* [GOAL]:
Every record below should be printed exactly as given.

* [LISTED ENTRIES]:
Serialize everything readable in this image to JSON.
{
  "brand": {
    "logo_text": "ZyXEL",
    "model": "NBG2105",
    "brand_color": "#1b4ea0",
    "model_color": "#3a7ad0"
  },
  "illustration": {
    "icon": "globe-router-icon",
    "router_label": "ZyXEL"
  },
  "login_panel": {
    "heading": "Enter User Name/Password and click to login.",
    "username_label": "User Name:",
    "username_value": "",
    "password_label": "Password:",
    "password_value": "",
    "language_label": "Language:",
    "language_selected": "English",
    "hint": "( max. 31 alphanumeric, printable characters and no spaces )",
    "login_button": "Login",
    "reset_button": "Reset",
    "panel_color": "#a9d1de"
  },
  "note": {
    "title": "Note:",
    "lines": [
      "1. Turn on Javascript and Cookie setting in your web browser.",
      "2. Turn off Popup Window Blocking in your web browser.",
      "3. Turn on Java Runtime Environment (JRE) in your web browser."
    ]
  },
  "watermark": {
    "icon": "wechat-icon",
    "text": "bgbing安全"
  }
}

* [FINISHED ANSWER]:
Serialize everything readable in this image to JSON.
{
  "brand": {
    "logo_text": "ZyXEL",
    "model": "NBG2105",
    "brand_color": "#1b4ea0",
    "model_color": "#3a7ad0"
  },
  "illustration": {
    "icon": "globe-router-icon",
    "router_label": "ZyXEL"
  },
  "login_panel": {
    "heading": "Enter User Name/Password and click to login.",
    "username_label": "User Name:",
    "username_value": "",
    "password_label": "Password:",
    "password_value": "",
    "language_label": "Language:",
    "language_selected": "English",
    "hint": "( max. 31 alphanumeric, printable characters and no spaces )",
    "login_button": "Login",
    "reset_button": "Reset",
    "panel_color": "#a9d1de"
  },
  "note": {
    "title": "Note:",
    "lines": [
      "1. Turn on Javascript and Cookie setting in your web browser.",
      "2. Turn off Popup Window Blocking in your web browser.",
      "3. Turn on Java Runtime Environment (JRE) in your web browser."
    ]
  },
  "watermark": {
    "icon": "wechat-icon",
    "text": "bgbing安全"
  }
}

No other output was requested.